Write out the data below in full. Keep it exact.
────────────────
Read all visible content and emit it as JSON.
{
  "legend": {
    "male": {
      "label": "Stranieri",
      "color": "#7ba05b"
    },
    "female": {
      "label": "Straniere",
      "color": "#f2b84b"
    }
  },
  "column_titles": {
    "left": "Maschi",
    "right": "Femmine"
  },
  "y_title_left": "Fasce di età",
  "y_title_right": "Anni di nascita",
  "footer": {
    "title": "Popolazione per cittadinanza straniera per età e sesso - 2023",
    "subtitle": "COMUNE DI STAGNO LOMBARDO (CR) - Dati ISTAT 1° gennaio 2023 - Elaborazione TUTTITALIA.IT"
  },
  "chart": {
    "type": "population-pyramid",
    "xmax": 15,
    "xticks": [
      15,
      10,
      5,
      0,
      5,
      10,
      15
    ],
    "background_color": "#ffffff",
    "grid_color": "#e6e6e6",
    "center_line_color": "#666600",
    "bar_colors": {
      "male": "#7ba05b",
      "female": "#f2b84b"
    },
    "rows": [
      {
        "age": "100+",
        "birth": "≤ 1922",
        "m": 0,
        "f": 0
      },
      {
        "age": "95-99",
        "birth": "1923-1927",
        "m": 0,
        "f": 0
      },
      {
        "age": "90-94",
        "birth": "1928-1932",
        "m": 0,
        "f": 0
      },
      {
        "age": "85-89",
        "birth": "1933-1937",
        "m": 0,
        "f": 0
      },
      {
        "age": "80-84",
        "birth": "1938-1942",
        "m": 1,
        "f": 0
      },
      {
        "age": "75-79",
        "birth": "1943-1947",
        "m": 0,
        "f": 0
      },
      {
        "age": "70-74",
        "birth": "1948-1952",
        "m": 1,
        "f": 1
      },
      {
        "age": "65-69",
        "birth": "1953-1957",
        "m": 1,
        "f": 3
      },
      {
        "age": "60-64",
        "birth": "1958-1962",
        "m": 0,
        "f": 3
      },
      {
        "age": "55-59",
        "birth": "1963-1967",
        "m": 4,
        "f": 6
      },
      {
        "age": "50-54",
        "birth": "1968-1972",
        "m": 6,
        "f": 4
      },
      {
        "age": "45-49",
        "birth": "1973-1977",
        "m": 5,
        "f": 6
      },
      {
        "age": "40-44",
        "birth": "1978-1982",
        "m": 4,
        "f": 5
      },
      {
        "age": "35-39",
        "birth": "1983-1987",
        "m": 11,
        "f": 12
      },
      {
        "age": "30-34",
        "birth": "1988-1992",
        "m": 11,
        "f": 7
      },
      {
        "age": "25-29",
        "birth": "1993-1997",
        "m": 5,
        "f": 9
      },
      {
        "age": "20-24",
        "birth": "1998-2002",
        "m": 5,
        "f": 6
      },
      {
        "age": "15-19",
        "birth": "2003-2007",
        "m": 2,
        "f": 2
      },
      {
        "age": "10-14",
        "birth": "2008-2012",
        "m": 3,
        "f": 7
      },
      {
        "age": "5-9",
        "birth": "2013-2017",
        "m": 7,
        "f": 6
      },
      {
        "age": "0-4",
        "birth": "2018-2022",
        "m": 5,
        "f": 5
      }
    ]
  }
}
────────────────
SOLUTION BELOW:
Read all visible content and emit it as JSON.
{
  "legend": {
    "male": {
      "label": "Stranieri",
      "color": "#7ba05b"
    },
    "female": {
      "label": "Straniere",
      "color": "#f2b84b"
    }
  },
  "column_titles": {
    "left": "Maschi",
    "right": "Femmine"
  },
  "y_title_left": "Fasce di età",
  "y_title_right": "Anni di nascita",
  "footer": {
    "title": "Popolazione per cittadinanza straniera per età e sesso - 2023",
    "subtitle": "COMUNE DI STAGNO LOMBARDO (CR) - Dati ISTAT 1° gennaio 2023 - Elaborazione TUTTITALIA.IT"
  },
  "chart": {
    "type": "population-pyramid",
    "xmax": 15,
    "xticks": [
      15,
      10,
      5,
      0,
      5,
      10,
      15
    ],
    "background_color": "#ffffff",
    "grid_color": "#e6e6e6",
    "center_line_color": "#666600",
    "bar_colors": {
      "male": "#7ba05b",
      "female": "#f2b84b"
    },
    "rows": [
      {
        "age": "100+",
        "birth": "≤ 1922",
        "m": 0,
        "f": 0
      },
      {
        "age": "95-99",
        "birth": "1923-1927",
        "m": 0,
        "f": 0
      },
      {
        "age": "90-94",
        "birth": "1928-1932",
        "m": 0,
        "f": 0
      },
      {
        "age": "85-89",
        "birth": "1933-1937",
        "m": 0,
        "f": 0
      },
      {
        "age": "80-84",
        "birth": "1938-1942",
        "m": 1,
        "f": 0
      },
      {
        "age": "75-79",
        "birth": "1943-1947",
        "m": 0,
        "f": 0
      },
      {
        "age": "70-74",
        "birth": "1948-1952",
        "m": 1,
        "f": 1
      },
      {
        "age": "65-69",
        "birth": "1953-1957",
        "m": 1,
        "f": 3
      },
      {
        "age": "60-64",
        "birth": "1958-1962",
        "m": 0,
        "f": 3
      },
      {
        "age": "55-59",
        "birth": "1963-1967",
        "m": 4,
        "f": 6
      },
      {
        "age": "50-54",
        "birth": "1968-1972",
        "m": 6,
        "f": 4
      },
      {
        "age": "45-49",
        "birth": "1973-1977",
        "m": 5,
        "f": 6
      },
      {
        "age": "40-44",
        "birth": "1978-1982",
        "m": 4,
        "f": 5
      },
      {
        "age": "35-39",
        "birth": "1983-1987",
        "m": 11,
        "f": 12
      },
      {
        "age": "30-34",
        "birth": "1988-1992",
        "m": 11,
        "f": 7
      },
      {
        "age": "25-29",
        "birth": "1993-1997",
        "m": 5,
        "f": 9
      },
      {
        "age": "20-24",
        "birth": "1998-2002",
        "m": 5,
        "f": 6
      },
      {
        "age": "15-19",
        "birth": "2003-2007",
        "m": 2,
        "f": 2
      },
      {
        "age": "10-14",
        "birth": "2008-2012",
        "m": 3,
        "f": 7
      },
      {
        "age": "5-9",
        "birth": "2013-2017",
        "m": 7,
        "f": 6
      },
      {
        "age": "0-4",
        "birth": "2018-2022",
        "m": 5,
        "f": 5
      }
    ]
  }
}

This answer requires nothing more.